▶ **The exercise**
Extract all records. Keep each one exact.

▶ **Supplied data**
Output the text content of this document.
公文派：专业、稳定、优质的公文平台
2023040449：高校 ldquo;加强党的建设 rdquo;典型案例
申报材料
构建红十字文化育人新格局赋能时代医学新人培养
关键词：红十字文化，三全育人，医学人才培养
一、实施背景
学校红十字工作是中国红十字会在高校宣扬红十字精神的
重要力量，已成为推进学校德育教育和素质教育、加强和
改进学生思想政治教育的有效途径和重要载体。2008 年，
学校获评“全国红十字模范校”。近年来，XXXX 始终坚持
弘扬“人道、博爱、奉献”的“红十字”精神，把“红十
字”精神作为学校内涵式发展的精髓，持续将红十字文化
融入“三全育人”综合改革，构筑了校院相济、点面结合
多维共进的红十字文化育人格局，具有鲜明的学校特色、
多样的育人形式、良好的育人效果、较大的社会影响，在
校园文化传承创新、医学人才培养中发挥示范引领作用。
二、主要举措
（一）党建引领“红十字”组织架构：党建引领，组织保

▶ **Written response**
Output the text content of this document.
公文派：专业、稳定、优质的公文平台
2023040449：高校 ldquo;加强党的建设 rdquo;典型案例
申报材料
构建红十字文化育人新格局赋能时代医学新人培养
关键词：红十字文化，三全育人，医学人才培养
一、实施背景
学校红十字工作是中国红十字会在高校宣扬红十字精神的
重要力量，已成为推进学校德育教育和素质教育、加强和
改进学生思想政治教育的有效途径和重要载体。2008 年，
学校获评“全国红十字模范校”。近年来，XXXX 始终坚持
弘扬“人道、博爱、奉献”的“红十字”精神，把“红十
字”精神作为学校内涵式发展的精髓，持续将红十字文化
融入“三全育人”综合改革，构筑了校院相济、点面结合
多维共进的红十字文化育人格局，具有鲜明的学校特色、
多样的育人形式、良好的育人效果、较大的社会影响，在
校园文化传承创新、医学人才培养中发挥示范引领作用。
二、主要举措
（一）党建引领“红十字”组织架构：党建引领，组织保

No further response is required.